### [RAW RECORDS]
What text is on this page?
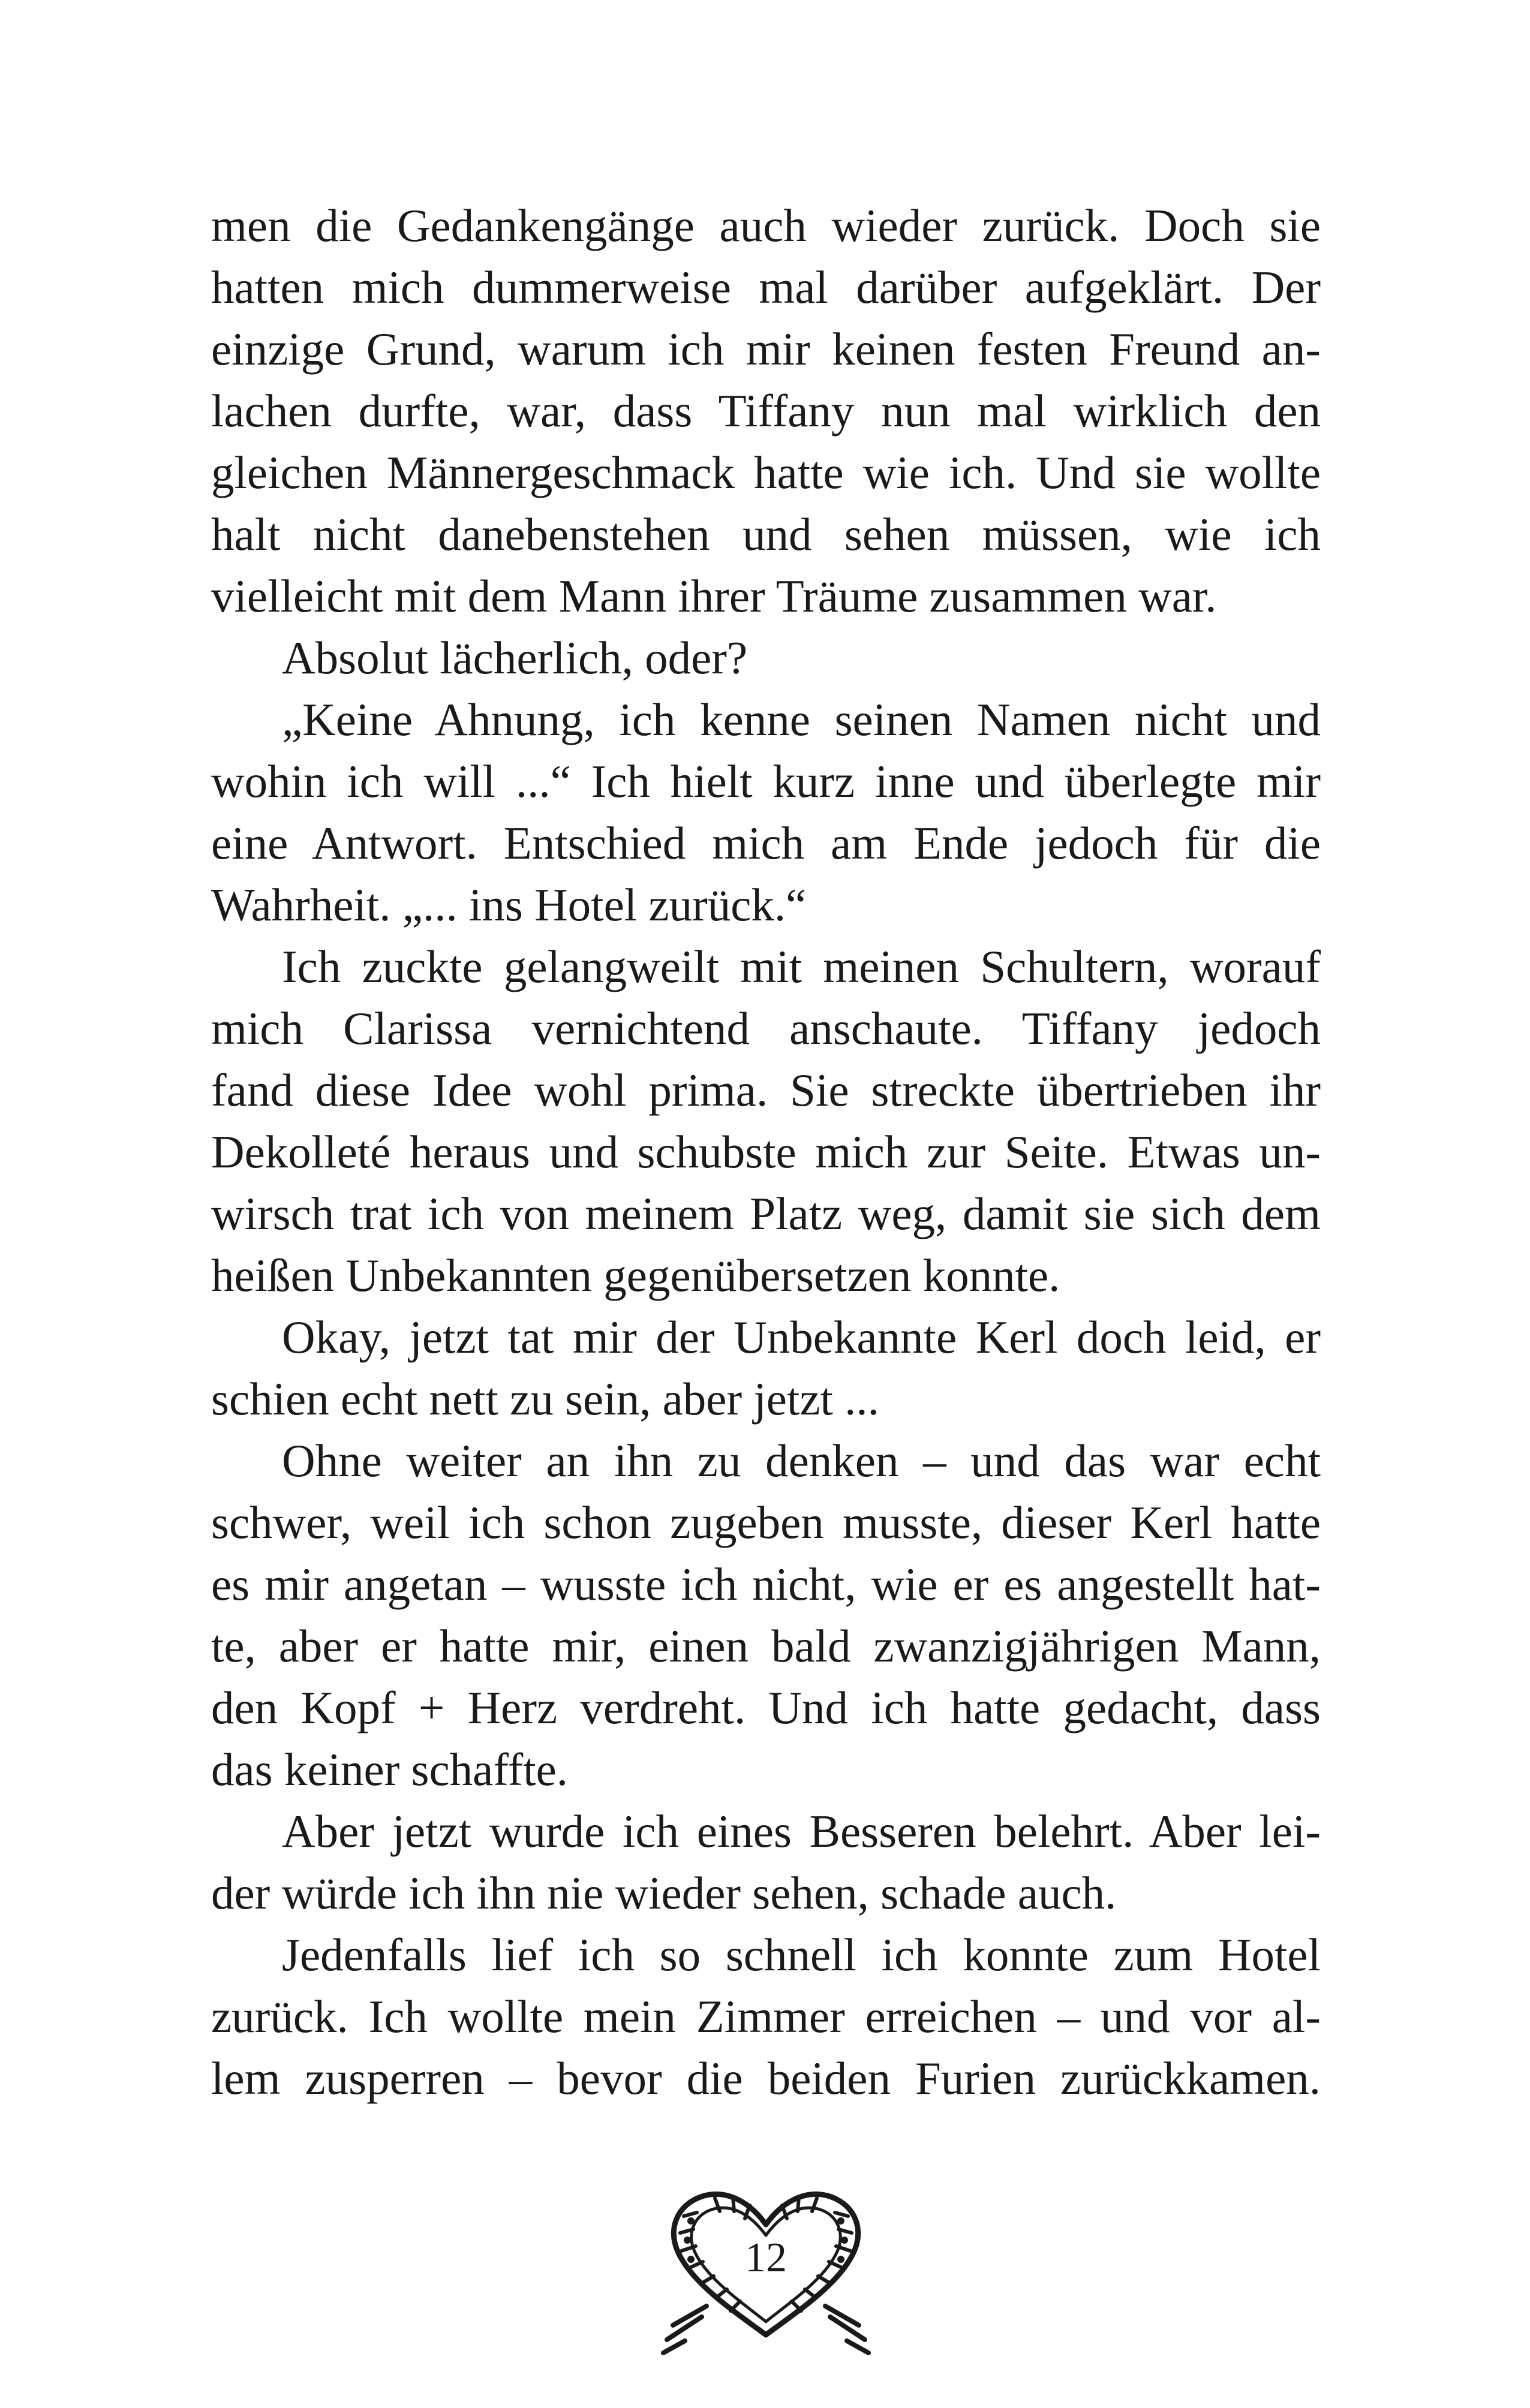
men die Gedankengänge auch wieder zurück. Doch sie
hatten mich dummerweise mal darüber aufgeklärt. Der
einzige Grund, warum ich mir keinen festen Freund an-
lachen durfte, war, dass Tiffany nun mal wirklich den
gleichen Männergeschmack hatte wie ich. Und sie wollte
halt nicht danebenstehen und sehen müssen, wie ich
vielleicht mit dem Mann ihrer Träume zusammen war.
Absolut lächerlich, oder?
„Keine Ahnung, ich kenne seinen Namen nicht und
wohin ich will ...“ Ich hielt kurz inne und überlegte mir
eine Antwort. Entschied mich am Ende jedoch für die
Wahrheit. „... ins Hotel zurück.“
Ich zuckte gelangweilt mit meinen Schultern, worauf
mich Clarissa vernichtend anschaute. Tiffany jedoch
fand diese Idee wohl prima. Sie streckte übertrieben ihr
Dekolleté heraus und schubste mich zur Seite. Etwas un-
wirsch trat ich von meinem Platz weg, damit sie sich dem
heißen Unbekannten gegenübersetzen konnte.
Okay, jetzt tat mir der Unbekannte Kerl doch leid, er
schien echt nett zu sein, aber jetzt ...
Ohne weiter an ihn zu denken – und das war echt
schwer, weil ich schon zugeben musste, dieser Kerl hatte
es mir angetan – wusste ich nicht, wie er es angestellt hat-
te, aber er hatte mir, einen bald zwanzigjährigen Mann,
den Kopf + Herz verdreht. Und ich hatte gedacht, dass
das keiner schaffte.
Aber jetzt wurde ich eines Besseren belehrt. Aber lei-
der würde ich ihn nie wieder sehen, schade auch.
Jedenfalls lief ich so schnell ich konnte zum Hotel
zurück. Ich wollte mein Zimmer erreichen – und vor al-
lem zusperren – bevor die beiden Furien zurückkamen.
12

...

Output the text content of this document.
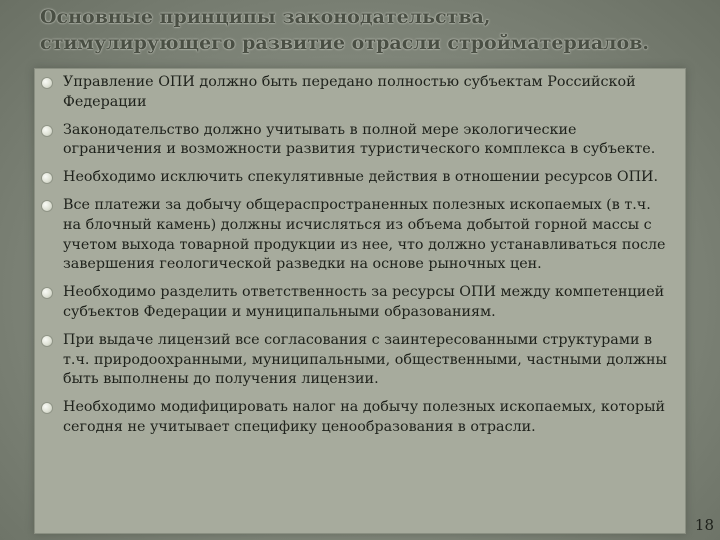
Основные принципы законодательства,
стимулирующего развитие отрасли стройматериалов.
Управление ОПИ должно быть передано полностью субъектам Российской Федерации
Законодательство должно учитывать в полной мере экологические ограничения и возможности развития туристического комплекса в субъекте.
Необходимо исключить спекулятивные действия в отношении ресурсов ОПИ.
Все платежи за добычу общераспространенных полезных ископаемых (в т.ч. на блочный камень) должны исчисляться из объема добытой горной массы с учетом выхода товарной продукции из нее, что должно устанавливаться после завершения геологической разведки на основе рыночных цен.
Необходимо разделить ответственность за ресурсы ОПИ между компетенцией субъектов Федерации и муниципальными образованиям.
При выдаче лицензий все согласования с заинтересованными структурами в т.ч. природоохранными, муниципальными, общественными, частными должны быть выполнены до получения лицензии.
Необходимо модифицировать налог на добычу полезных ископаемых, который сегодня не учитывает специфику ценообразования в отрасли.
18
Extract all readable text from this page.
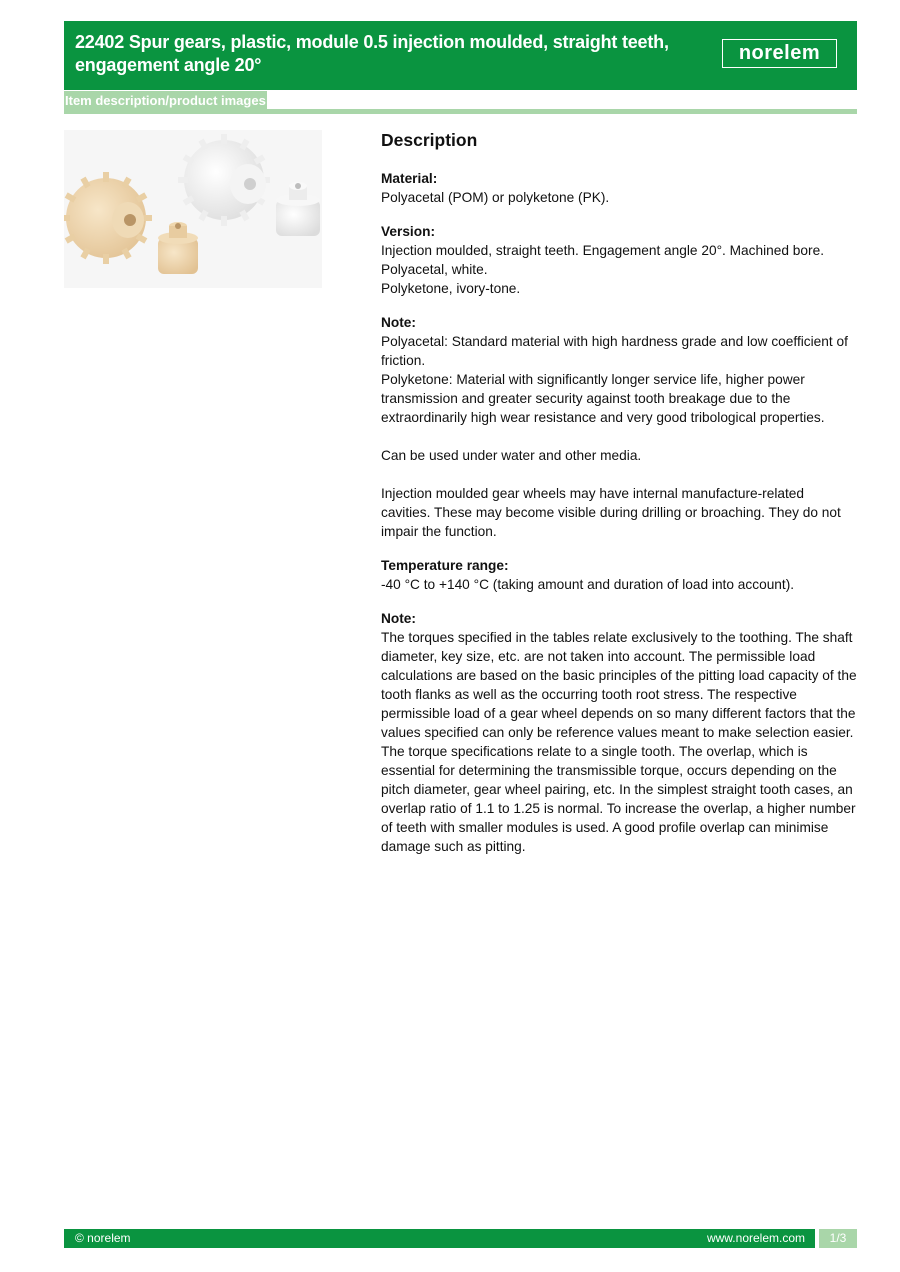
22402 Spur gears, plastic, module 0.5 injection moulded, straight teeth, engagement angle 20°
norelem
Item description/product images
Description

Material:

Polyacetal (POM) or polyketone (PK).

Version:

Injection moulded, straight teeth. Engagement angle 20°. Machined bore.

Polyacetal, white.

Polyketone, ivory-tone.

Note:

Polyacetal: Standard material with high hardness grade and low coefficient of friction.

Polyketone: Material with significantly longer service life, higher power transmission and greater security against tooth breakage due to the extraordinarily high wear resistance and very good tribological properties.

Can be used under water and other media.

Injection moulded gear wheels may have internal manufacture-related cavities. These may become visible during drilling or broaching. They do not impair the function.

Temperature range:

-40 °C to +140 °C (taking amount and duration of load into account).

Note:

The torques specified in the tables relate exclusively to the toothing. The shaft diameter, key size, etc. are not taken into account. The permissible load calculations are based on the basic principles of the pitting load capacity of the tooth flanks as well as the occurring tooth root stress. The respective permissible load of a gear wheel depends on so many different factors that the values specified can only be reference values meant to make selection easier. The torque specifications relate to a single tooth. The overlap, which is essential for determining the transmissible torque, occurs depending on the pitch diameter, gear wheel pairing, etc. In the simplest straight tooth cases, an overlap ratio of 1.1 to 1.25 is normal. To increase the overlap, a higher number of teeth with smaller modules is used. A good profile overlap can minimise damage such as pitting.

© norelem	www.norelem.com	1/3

* * *

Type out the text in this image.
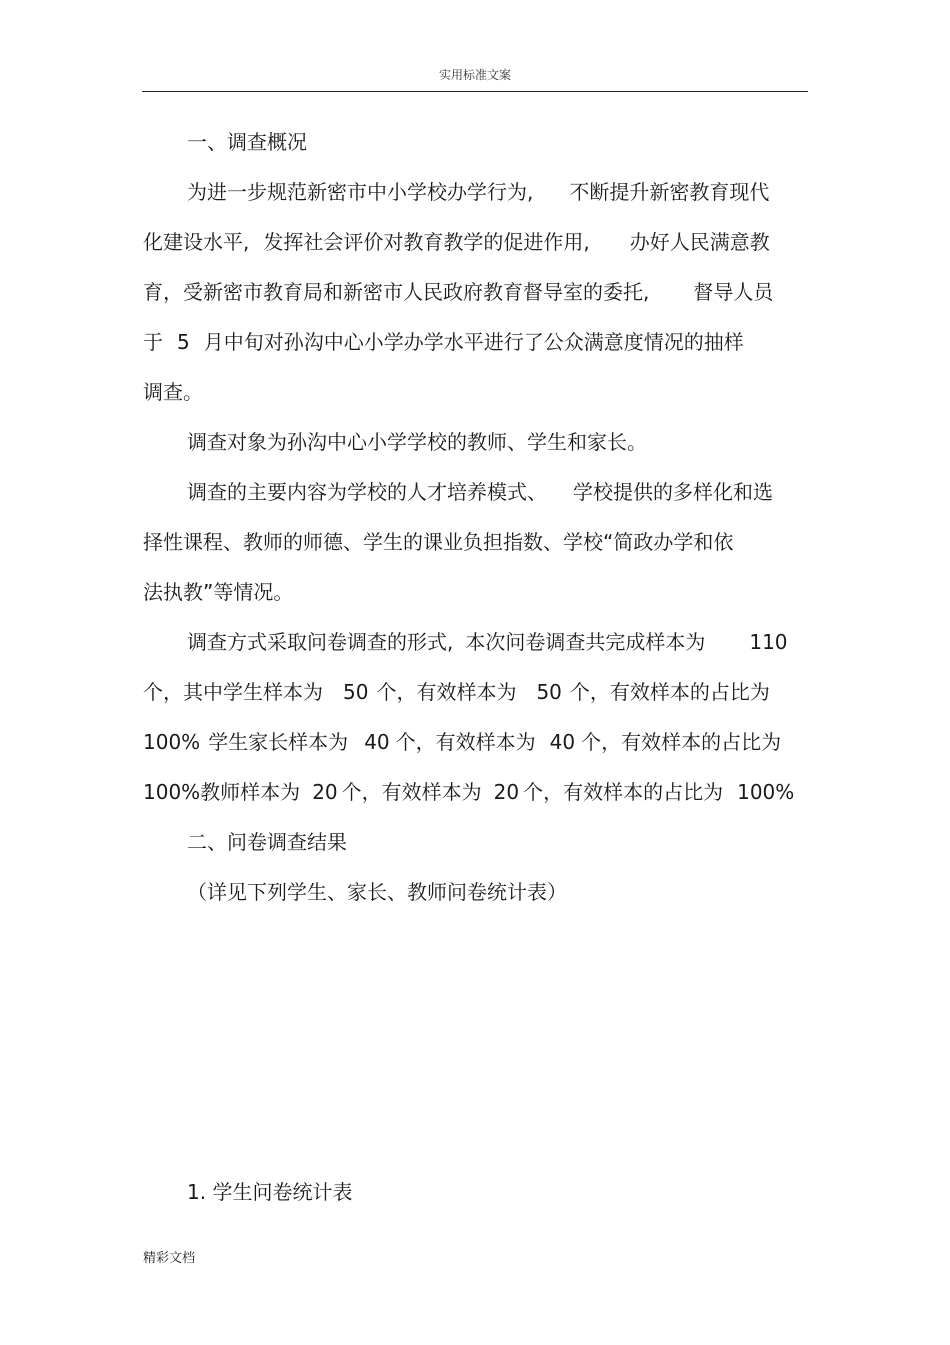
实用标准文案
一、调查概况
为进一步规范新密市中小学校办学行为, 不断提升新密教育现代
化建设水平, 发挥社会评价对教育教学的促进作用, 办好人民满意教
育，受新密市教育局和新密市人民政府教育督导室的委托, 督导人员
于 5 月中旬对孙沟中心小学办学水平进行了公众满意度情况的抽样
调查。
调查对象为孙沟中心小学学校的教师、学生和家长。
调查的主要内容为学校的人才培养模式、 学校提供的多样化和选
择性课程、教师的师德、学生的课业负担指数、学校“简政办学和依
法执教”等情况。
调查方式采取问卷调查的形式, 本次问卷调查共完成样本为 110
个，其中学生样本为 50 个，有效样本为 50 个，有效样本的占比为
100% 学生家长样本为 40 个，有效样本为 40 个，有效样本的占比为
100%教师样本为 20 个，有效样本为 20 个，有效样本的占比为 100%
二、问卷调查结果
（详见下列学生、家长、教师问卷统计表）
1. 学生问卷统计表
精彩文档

### [EXERCISE DIRECTIONS]
Where a line above holds the string "муниципальными", show that line.

### [FULL ANSWER]
Необходимо разделить ответственность за ресурсы ОПИ между компетенцией субъектов Федерации и муниципальными образованиям.
При выдаче лицензий все согласования с заинтересованными структурами в т.ч. природоохранными, муниципальными, общественными, частными должны быть выполнены до получения лицензии.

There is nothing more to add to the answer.